TASK MATERIAL.

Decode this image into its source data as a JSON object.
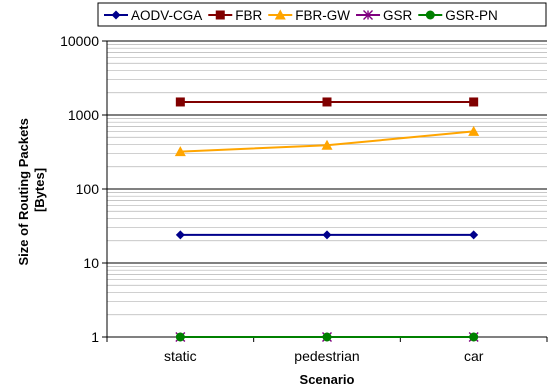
{
  "chart_data": {
    "type": "line",
    "title": "",
    "xlabel": "Scenario",
    "ylabel": [
      "Size of Routing Packets",
      "[Bytes]"
    ],
    "categories": [
      "static",
      "pedestrian",
      "car"
    ],
    "y_scale": "log",
    "ylim": [
      1,
      10000
    ],
    "y_ticks": [
      "1",
      "10",
      "100",
      "1000",
      "10000"
    ],
    "grid": true,
    "legend_position": "top",
    "series": [
      {
        "name": "AODV-CGA",
        "values": [
          24,
          24,
          24
        ],
        "color": "#00008B",
        "marker": "diamond"
      },
      {
        "name": "FBR",
        "values": [
          1500,
          1500,
          1500
        ],
        "color": "#800000",
        "marker": "square"
      },
      {
        "name": "FBR-GW",
        "values": [
          320,
          390,
          600
        ],
        "color": "#FFA500",
        "marker": "triangle"
      },
      {
        "name": "GSR",
        "values": [
          1,
          1,
          1
        ],
        "color": "#800080",
        "marker": "asterisk"
      },
      {
        "name": "GSR-PN",
        "values": [
          1,
          1,
          1
        ],
        "color": "#008000",
        "marker": "circle"
      }
    ]
  }
}
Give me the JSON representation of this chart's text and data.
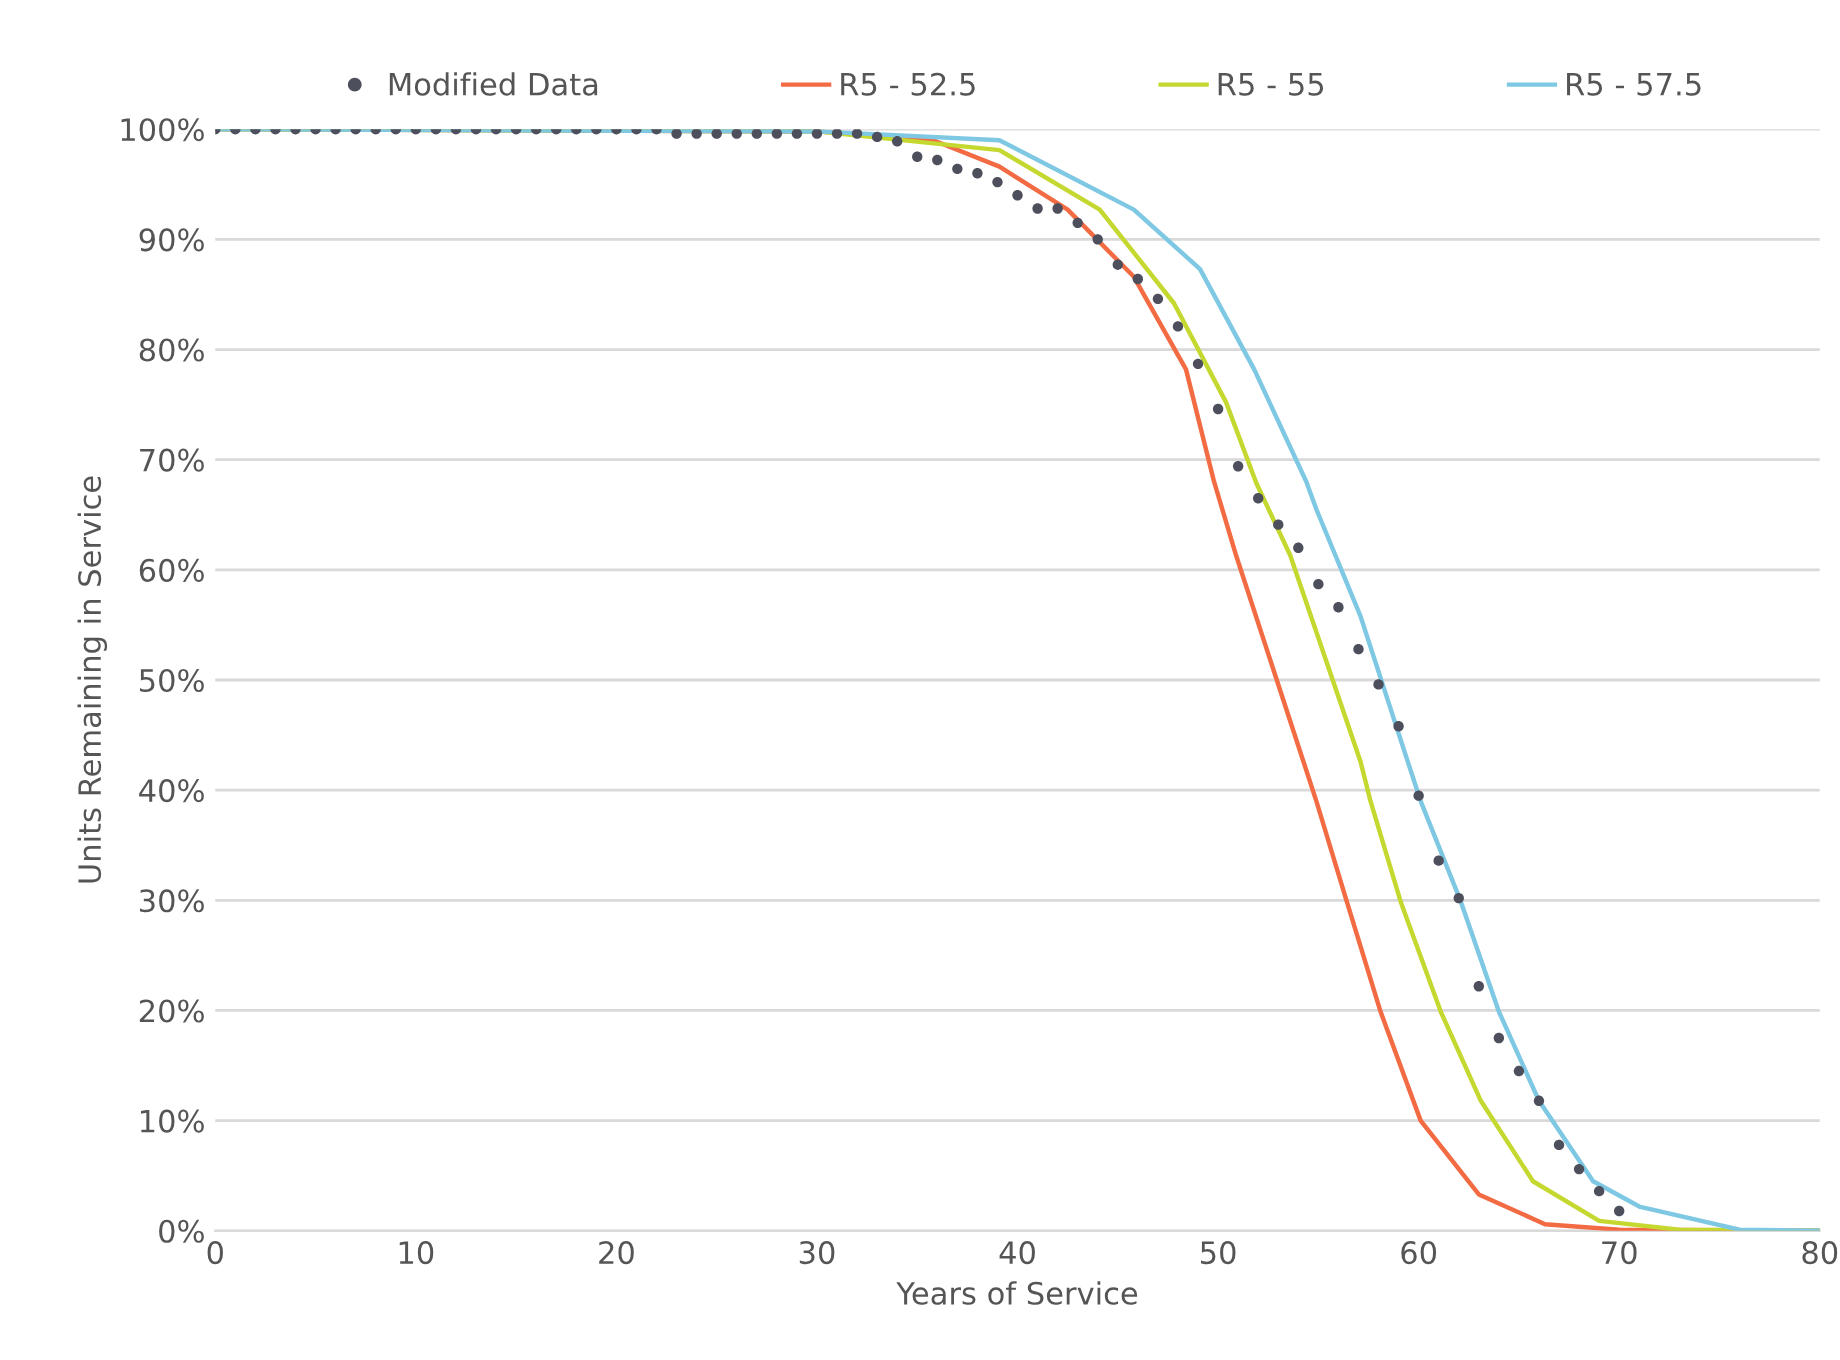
{
  "chart_data": {
    "type": "line",
    "xlabel": "Years of Service",
    "ylabel": "Units Remaining in Service",
    "xlim": [
      0,
      80
    ],
    "xticks": [
      0,
      10,
      20,
      30,
      40,
      50,
      60,
      70,
      80
    ],
    "ylim": [
      0,
      100
    ],
    "yticks": [
      {
        "value": 0,
        "label": "0%"
      },
      {
        "value": 10,
        "label": "10%"
      },
      {
        "value": 20,
        "label": "20%"
      },
      {
        "value": 30,
        "label": "30%"
      },
      {
        "value": 40,
        "label": "40%"
      },
      {
        "value": 50,
        "label": "50%"
      },
      {
        "value": 60,
        "label": "60%"
      },
      {
        "value": 70,
        "label": "70%"
      },
      {
        "value": 80,
        "label": "80%"
      },
      {
        "value": 90,
        "label": "90%"
      },
      {
        "value": 100,
        "label": "100%"
      }
    ],
    "grid": "y",
    "legend": "top",
    "series": [
      {
        "name": "Modified Data",
        "type": "scatter",
        "marker": "circle",
        "color": "#4d4f5c",
        "x": [
          0,
          1,
          2,
          3,
          4,
          5,
          6,
          7,
          8,
          9,
          10,
          11,
          12,
          13,
          14,
          15,
          16,
          17,
          18,
          19,
          20,
          21,
          22,
          23,
          24,
          25,
          26,
          27,
          28,
          29,
          30,
          31,
          32,
          33,
          34,
          35,
          36,
          37,
          38,
          39,
          40,
          41,
          42,
          43,
          44,
          45,
          46,
          47,
          48,
          49,
          50,
          51,
          52,
          53,
          54,
          55,
          56,
          57,
          58,
          59,
          60,
          61,
          62,
          63,
          64,
          65,
          66,
          67,
          68,
          69,
          70
        ],
        "values": [
          100,
          100,
          100,
          100,
          100,
          100,
          100,
          100,
          100,
          100,
          100,
          100,
          100,
          100,
          100,
          100,
          100,
          100,
          100,
          100,
          100,
          100,
          100,
          99.6,
          99.6,
          99.6,
          99.6,
          99.6,
          99.6,
          99.6,
          99.6,
          99.6,
          99.6,
          99.3,
          98.9,
          97.5,
          97.2,
          96.4,
          96.0,
          95.2,
          94.0,
          92.8,
          92.8,
          91.5,
          90.0,
          87.7,
          86.4,
          84.6,
          82.1,
          78.7,
          74.6,
          69.4,
          66.5,
          64.1,
          62.0,
          58.7,
          56.6,
          52.8,
          49.6,
          45.8,
          39.5,
          33.6,
          30.2,
          22.2,
          17.5,
          14.5,
          11.8,
          7.8,
          5.6,
          3.6,
          1.8
        ]
      },
      {
        "name": "R5 - 52.5",
        "color": "#f26b43",
        "x": [
          0,
          30,
          35.8,
          39.1,
          42.5,
          45.8,
          48.4,
          49.8,
          50.9,
          54.9,
          56.4,
          58.1,
          60.1,
          63,
          66.3,
          70,
          80
        ],
        "values": [
          100,
          99.8,
          99.0,
          96.6,
          92.7,
          86.6,
          78.2,
          68,
          61.3,
          39,
          30,
          19.9,
          10,
          3.3,
          0.6,
          0.1,
          0
        ]
      },
      {
        "name": "R5 - 55",
        "color": "#c5d82f",
        "x": [
          0,
          30,
          39.1,
          44.1,
          47.8,
          50.4,
          51.9,
          53.6,
          57.1,
          57.6,
          59.1,
          61.1,
          63.1,
          65.7,
          69,
          73,
          80
        ],
        "values": [
          100,
          99.8,
          98.1,
          92.7,
          84.2,
          75.2,
          67.9,
          61.3,
          42.6,
          39,
          29.9,
          19.9,
          11.8,
          4.5,
          0.9,
          0.1,
          0
        ]
      },
      {
        "name": "R5 - 57.5",
        "color": "#7ec8e3",
        "x": [
          0,
          30,
          39.1,
          45.8,
          49.1,
          51.8,
          54.4,
          54.9,
          57.1,
          60.1,
          62.1,
          64,
          66,
          68.7,
          71,
          76,
          80
        ],
        "values": [
          100,
          99.8,
          99.0,
          92.7,
          87.3,
          78.2,
          68,
          65.5,
          55.8,
          39,
          29.9,
          19.9,
          11.8,
          4.5,
          2.2,
          0.1,
          0
        ]
      }
    ]
  }
}
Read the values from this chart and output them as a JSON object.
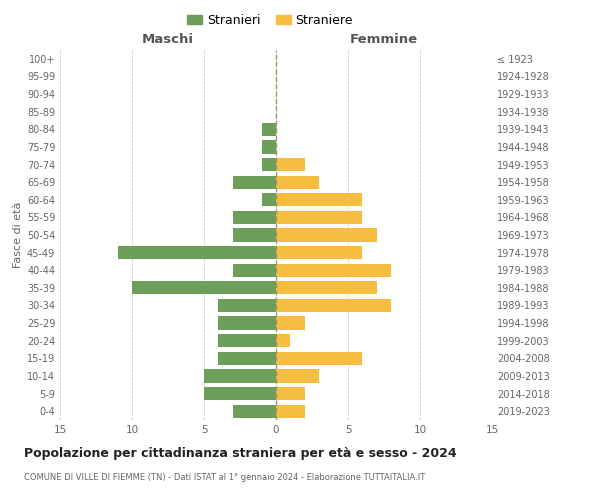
{
  "age_groups": [
    "0-4",
    "5-9",
    "10-14",
    "15-19",
    "20-24",
    "25-29",
    "30-34",
    "35-39",
    "40-44",
    "45-49",
    "50-54",
    "55-59",
    "60-64",
    "65-69",
    "70-74",
    "75-79",
    "80-84",
    "85-89",
    "90-94",
    "95-99",
    "100+"
  ],
  "birth_years": [
    "2019-2023",
    "2014-2018",
    "2009-2013",
    "2004-2008",
    "1999-2003",
    "1994-1998",
    "1989-1993",
    "1984-1988",
    "1979-1983",
    "1974-1978",
    "1969-1973",
    "1964-1968",
    "1959-1963",
    "1954-1958",
    "1949-1953",
    "1944-1948",
    "1939-1943",
    "1934-1938",
    "1929-1933",
    "1924-1928",
    "≤ 1923"
  ],
  "maschi": [
    3,
    5,
    5,
    4,
    4,
    4,
    4,
    10,
    3,
    11,
    3,
    3,
    1,
    3,
    1,
    1,
    1,
    0,
    0,
    0,
    0
  ],
  "femmine": [
    2,
    2,
    3,
    6,
    1,
    2,
    8,
    7,
    8,
    6,
    7,
    6,
    6,
    3,
    2,
    0,
    0,
    0,
    0,
    0,
    0
  ],
  "maschi_color": "#6d9e5a",
  "femmine_color": "#f5be41",
  "title": "Popolazione per cittadinanza straniera per età e sesso - 2024",
  "subtitle": "COMUNE DI VILLE DI FIEMME (TN) - Dati ISTAT al 1° gennaio 2024 - Elaborazione TUTTAITALIA.IT",
  "xlabel_left": "Maschi",
  "xlabel_right": "Femmine",
  "ylabel_left": "Fasce di età",
  "legend_maschi": "Stranieri",
  "legend_femmine": "Straniere",
  "xlim": 15,
  "bg_color": "#ffffff",
  "grid_color": "#cccccc"
}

STATED GOAL.
Reproduce all entries without any change, and omit the pictures.

THE RESULT.
Decode this image into its source data as a JSON object.
{
  "chart_data": {
    "type": "line",
    "title": "",
    "xlabel": "Scenario",
    "ylabel": [
      "Size of Routing Packets",
      "[Bytes]"
    ],
    "categories": [
      "static",
      "pedestrian",
      "car"
    ],
    "y_scale": "log",
    "ylim": [
      1,
      10000
    ],
    "y_ticks": [
      "1",
      "10",
      "100",
      "1000",
      "10000"
    ],
    "grid": true,
    "legend_position": "top",
    "series": [
      {
        "name": "AODV-CGA",
        "values": [
          24,
          24,
          24
        ],
        "color": "#00008B",
        "marker": "diamond"
      },
      {
        "name": "FBR",
        "values": [
          1500,
          1500,
          1500
        ],
        "color": "#800000",
        "marker": "square"
      },
      {
        "name": "FBR-GW",
        "values": [
          320,
          390,
          600
        ],
        "color": "#FFA500",
        "marker": "triangle"
      },
      {
        "name": "GSR",
        "values": [
          1,
          1,
          1
        ],
        "color": "#800080",
        "marker": "asterisk"
      },
      {
        "name": "GSR-PN",
        "values": [
          1,
          1,
          1
        ],
        "color": "#008000",
        "marker": "circle"
      }
    ]
  }
}
Give me the JSON representation of this chart's text and data.
{
  "chart_data": {
    "type": "line",
    "xlabel": "Years of Service",
    "ylabel": "Units Remaining in Service",
    "xlim": [
      0,
      80
    ],
    "xticks": [
      0,
      10,
      20,
      30,
      40,
      50,
      60,
      70,
      80
    ],
    "ylim": [
      0,
      100
    ],
    "yticks": [
      {
        "value": 0,
        "label": "0%"
      },
      {
        "value": 10,
        "label": "10%"
      },
      {
        "value": 20,
        "label": "20%"
      },
      {
        "value": 30,
        "label": "30%"
      },
      {
        "value": 40,
        "label": "40%"
      },
      {
        "value": 50,
        "label": "50%"
      },
      {
        "value": 60,
        "label": "60%"
      },
      {
        "value": 70,
        "label": "70%"
      },
      {
        "value": 80,
        "label": "80%"
      },
      {
        "value": 90,
        "label": "90%"
      },
      {
        "value": 100,
        "label": "100%"
      }
    ],
    "grid": "y",
    "legend": "top",
    "series": [
      {
        "name": "Modified Data",
        "type": "scatter",
        "marker": "circle",
        "color": "#4d4f5c",
        "x": [
          0,
          1,
          2,
          3,
          4,
          5,
          6,
          7,
          8,
          9,
          10,
          11,
          12,
          13,
          14,
          15,
          16,
          17,
          18,
          19,
          20,
          21,
          22,
          23,
          24,
          25,
          26,
          27,
          28,
          29,
          30,
          31,
          32,
          33,
          34,
          35,
          36,
          37,
          38,
          39,
          40,
          41,
          42,
          43,
          44,
          45,
          46,
          47,
          48,
          49,
          50,
          51,
          52,
          53,
          54,
          55,
          56,
          57,
          58,
          59,
          60,
          61,
          62,
          63,
          64,
          65,
          66,
          67,
          68,
          69,
          70
        ],
        "values": [
          100,
          100,
          100,
          100,
          100,
          100,
          100,
          100,
          100,
          100,
          100,
          100,
          100,
          100,
          100,
          100,
          100,
          100,
          100,
          100,
          100,
          100,
          100,
          99.6,
          99.6,
          99.6,
          99.6,
          99.6,
          99.6,
          99.6,
          99.6,
          99.6,
          99.6,
          99.3,
          98.9,
          97.5,
          97.2,
          96.4,
          96.0,
          95.2,
          94.0,
          92.8,
          92.8,
          91.5,
          90.0,
          87.7,
          86.4,
          84.6,
          82.1,
          78.7,
          74.6,
          69.4,
          66.5,
          64.1,
          62.0,
          58.7,
          56.6,
          52.8,
          49.6,
          45.8,
          39.5,
          33.6,
          30.2,
          22.2,
          17.5,
          14.5,
          11.8,
          7.8,
          5.6,
          3.6,
          1.8
        ]
      },
      {
        "name": "R5 - 52.5",
        "color": "#f26b43",
        "x": [
          0,
          30,
          35.8,
          39.1,
          42.5,
          45.8,
          48.4,
          49.8,
          50.9,
          54.9,
          56.4,
          58.1,
          60.1,
          63,
          66.3,
          70,
          80
        ],
        "values": [
          100,
          99.8,
          99.0,
          96.6,
          92.7,
          86.6,
          78.2,
          68,
          61.3,
          39,
          30,
          19.9,
          10,
          3.3,
          0.6,
          0.1,
          0
        ]
      },
      {
        "name": "R5 - 55",
        "color": "#c5d82f",
        "x": [
          0,
          30,
          39.1,
          44.1,
          47.8,
          50.4,
          51.9,
          53.6,
          57.1,
          57.6,
          59.1,
          61.1,
          63.1,
          65.7,
          69,
          73,
          80
        ],
        "values": [
          100,
          99.8,
          98.1,
          92.7,
          84.2,
          75.2,
          67.9,
          61.3,
          42.6,
          39,
          29.9,
          19.9,
          11.8,
          4.5,
          0.9,
          0.1,
          0
        ]
      },
      {
        "name": "R5 - 57.5",
        "color": "#7ec8e3",
        "x": [
          0,
          30,
          39.1,
          45.8,
          49.1,
          51.8,
          54.4,
          54.9,
          57.1,
          60.1,
          62.1,
          64,
          66,
          68.7,
          71,
          76,
          80
        ],
        "values": [
          100,
          99.8,
          99.0,
          92.7,
          87.3,
          78.2,
          68,
          65.5,
          55.8,
          39,
          29.9,
          19.9,
          11.8,
          4.5,
          2.2,
          0.1,
          0
        ]
      }
    ]
  }
}
Read the values from this chart and output them as a JSON object.
{
  "age_groups": [
    "0-4",
    "5-9",
    "10-14",
    "15-19",
    "20-24",
    "25-29",
    "30-34",
    "35-39",
    "40-44",
    "45-49",
    "50-54",
    "55-59",
    "60-64",
    "65-69",
    "70-74",
    "75-79",
    "80-84",
    "85-89",
    "90-94",
    "95-99",
    "100+"
  ],
  "birth_years": [
    "2019-2023",
    "2014-2018",
    "2009-2013",
    "2004-2008",
    "1999-2003",
    "1994-1998",
    "1989-1993",
    "1984-1988",
    "1979-1983",
    "1974-1978",
    "1969-1973",
    "1964-1968",
    "1959-1963",
    "1954-1958",
    "1949-1953",
    "1944-1948",
    "1939-1943",
    "1934-1938",
    "1929-1933",
    "1924-1928",
    "≤ 1923"
  ],
  "maschi": [
    3,
    5,
    5,
    4,
    4,
    4,
    4,
    10,
    3,
    11,
    3,
    3,
    1,
    3,
    1,
    1,
    1,
    0,
    0,
    0,
    0
  ],
  "femmine": [
    2,
    2,
    3,
    6,
    1,
    2,
    8,
    7,
    8,
    6,
    7,
    6,
    6,
    3,
    2,
    0,
    0,
    0,
    0,
    0,
    0
  ],
  "maschi_color": "#6d9e5a",
  "femmine_color": "#f5be41",
  "title": "Popolazione per cittadinanza straniera per età e sesso - 2024",
  "subtitle": "COMUNE DI VILLE DI FIEMME (TN) - Dati ISTAT al 1° gennaio 2024 - Elaborazione TUTTAITALIA.IT",
  "xlabel_left": "Maschi",
  "xlabel_right": "Femmine",
  "ylabel_left": "Fasce di età",
  "legend_maschi": "Stranieri",
  "legend_femmine": "Straniere",
  "xlim": 15,
  "bg_color": "#ffffff",
  "grid_color": "#cccccc"
}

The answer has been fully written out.